Each entry below is to be extracted exactly.

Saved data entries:
○ ○ ○ ○ ○

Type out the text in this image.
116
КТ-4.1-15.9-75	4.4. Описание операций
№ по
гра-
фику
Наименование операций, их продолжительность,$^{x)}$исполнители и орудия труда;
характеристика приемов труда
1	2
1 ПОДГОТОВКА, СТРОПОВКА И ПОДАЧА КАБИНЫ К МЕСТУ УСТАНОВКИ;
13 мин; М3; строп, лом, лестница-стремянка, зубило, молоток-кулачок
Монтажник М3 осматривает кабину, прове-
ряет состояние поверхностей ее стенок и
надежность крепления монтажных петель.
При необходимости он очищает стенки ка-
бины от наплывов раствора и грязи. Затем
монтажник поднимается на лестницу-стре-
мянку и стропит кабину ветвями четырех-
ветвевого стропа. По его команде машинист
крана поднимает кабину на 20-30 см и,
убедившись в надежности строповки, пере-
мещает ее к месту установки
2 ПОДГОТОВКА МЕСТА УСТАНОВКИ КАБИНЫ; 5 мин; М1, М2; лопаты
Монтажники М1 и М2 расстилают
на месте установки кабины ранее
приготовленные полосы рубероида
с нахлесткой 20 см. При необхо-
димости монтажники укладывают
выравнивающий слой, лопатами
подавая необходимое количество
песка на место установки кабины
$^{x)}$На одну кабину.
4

○ ○ ○ ○ ○

- **TASK SOLUTION**
Type out the text in this image.
116
КТ-4.1-15.9-75	4.4. Описание операций
№ по
гра-
фику
Наименование операций, их продолжительность,$^{x)}$исполнители и орудия труда;
характеристика приемов труда
1	2
1 ПОДГОТОВКА, СТРОПОВКА И ПОДАЧА КАБИНЫ К МЕСТУ УСТАНОВКИ;
13 мин; М3; строп, лом, лестница-стремянка, зубило, молоток-кулачок
Монтажник М3 осматривает кабину, прове-
ряет состояние поверхностей ее стенок и
надежность крепления монтажных петель.
При необходимости он очищает стенки ка-
бины от наплывов раствора и грязи. Затем
монтажник поднимается на лестницу-стре-
мянку и стропит кабину ветвями четырех-
ветвевого стропа. По его команде машинист
крана поднимает кабину на 20-30 см и,
убедившись в надежности строповки, пере-
мещает ее к месту установки
2 ПОДГОТОВКА МЕСТА УСТАНОВКИ КАБИНЫ; 5 мин; М1, М2; лопаты
Монтажники М1 и М2 расстилают
на месте установки кабины ранее
приготовленные полосы рубероида
с нахлесткой 20 см. При необхо-
димости монтажники укладывают
выравнивающий слой, лопатами
подавая необходимое количество
песка на место установки кабины
$^{x)}$На одну кабину.
4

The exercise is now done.